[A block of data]
_____

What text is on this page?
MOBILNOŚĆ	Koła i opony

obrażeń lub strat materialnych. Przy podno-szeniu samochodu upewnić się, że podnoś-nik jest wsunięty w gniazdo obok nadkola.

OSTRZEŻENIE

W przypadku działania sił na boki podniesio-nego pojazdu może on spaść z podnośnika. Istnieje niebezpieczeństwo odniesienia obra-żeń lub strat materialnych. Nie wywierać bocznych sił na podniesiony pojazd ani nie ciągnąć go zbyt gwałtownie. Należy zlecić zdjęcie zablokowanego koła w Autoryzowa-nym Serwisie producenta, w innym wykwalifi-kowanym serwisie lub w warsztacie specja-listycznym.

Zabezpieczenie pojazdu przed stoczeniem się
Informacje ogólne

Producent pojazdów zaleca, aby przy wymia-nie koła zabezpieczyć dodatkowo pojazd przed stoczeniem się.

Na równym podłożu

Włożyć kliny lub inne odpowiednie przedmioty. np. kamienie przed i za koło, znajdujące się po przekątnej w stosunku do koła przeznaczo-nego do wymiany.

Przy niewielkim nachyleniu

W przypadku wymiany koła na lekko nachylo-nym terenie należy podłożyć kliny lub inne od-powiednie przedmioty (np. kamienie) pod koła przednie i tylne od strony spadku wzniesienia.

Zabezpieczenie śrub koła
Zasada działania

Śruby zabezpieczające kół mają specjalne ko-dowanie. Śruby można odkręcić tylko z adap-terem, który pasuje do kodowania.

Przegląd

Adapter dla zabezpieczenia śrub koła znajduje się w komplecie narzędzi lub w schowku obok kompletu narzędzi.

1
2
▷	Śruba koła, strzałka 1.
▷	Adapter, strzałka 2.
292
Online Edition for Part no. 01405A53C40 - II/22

_____

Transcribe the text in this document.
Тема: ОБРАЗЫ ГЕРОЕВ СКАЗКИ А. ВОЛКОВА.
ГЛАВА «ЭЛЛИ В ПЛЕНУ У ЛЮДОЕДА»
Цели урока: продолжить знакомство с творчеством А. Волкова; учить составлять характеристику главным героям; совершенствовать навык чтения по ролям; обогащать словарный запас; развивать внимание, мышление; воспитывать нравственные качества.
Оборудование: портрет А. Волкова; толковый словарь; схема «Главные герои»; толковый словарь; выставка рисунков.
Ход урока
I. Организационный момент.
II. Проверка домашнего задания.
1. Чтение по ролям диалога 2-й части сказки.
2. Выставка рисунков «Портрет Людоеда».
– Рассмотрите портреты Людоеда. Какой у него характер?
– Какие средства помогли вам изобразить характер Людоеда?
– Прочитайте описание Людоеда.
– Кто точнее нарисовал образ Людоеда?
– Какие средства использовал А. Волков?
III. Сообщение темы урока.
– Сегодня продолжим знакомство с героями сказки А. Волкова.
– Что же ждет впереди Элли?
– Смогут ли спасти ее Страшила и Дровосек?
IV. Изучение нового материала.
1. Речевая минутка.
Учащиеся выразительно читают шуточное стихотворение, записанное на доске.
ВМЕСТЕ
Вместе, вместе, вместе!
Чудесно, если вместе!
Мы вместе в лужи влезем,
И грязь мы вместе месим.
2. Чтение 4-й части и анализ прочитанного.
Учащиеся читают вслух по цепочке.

_____

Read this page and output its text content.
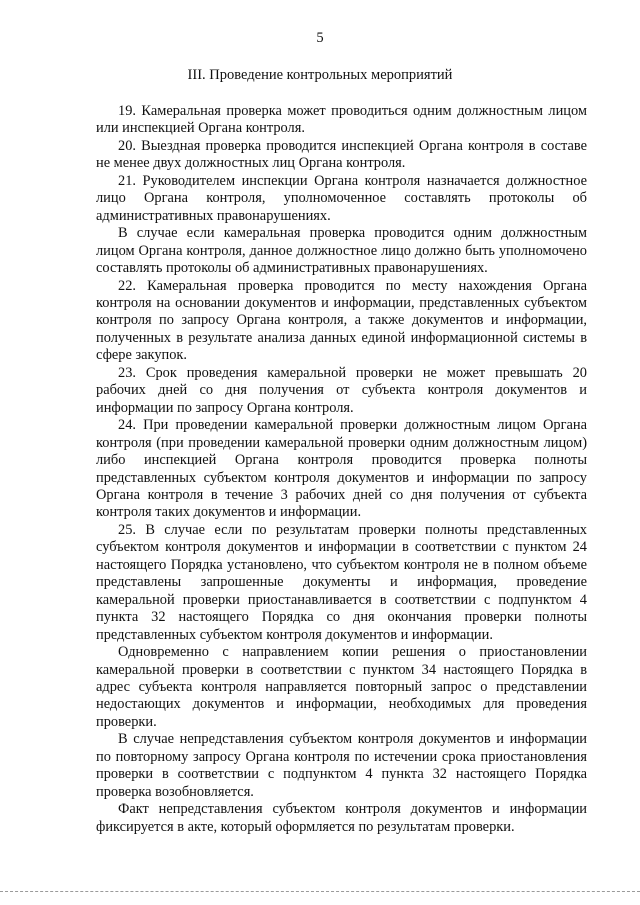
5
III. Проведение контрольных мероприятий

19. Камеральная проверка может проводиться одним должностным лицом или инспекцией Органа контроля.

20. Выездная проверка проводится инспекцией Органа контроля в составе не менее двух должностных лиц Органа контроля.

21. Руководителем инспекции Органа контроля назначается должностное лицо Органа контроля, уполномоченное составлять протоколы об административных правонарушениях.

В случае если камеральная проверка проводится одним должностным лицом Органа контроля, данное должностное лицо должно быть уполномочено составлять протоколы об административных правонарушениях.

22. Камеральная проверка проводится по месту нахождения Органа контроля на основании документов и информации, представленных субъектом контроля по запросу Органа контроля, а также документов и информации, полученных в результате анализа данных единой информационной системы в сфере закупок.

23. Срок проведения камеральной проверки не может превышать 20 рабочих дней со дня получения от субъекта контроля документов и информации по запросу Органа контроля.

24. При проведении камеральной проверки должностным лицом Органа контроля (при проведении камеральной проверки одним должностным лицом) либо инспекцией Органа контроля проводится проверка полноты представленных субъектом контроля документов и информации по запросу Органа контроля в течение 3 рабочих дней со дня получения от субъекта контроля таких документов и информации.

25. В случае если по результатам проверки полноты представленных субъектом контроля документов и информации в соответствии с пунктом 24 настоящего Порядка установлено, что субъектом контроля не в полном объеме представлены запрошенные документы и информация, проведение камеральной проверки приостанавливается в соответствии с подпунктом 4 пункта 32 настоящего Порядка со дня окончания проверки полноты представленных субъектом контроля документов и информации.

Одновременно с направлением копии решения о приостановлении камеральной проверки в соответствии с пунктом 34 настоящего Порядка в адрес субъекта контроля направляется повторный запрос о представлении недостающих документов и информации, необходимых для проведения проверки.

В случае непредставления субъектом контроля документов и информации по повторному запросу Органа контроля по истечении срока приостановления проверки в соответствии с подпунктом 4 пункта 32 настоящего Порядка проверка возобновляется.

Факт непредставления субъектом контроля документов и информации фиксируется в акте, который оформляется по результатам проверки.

_____

Reproduce each line holding the word "может".

#### Reply to the task
19. Камеральная проверка может проводиться одним должностным лицом или инспекцией Органа контроля.
23. Срок проведения камеральной проверки не может превышать 20 рабочих дней со дня получения от субъекта контроля документов и информации по запросу Органа контроля.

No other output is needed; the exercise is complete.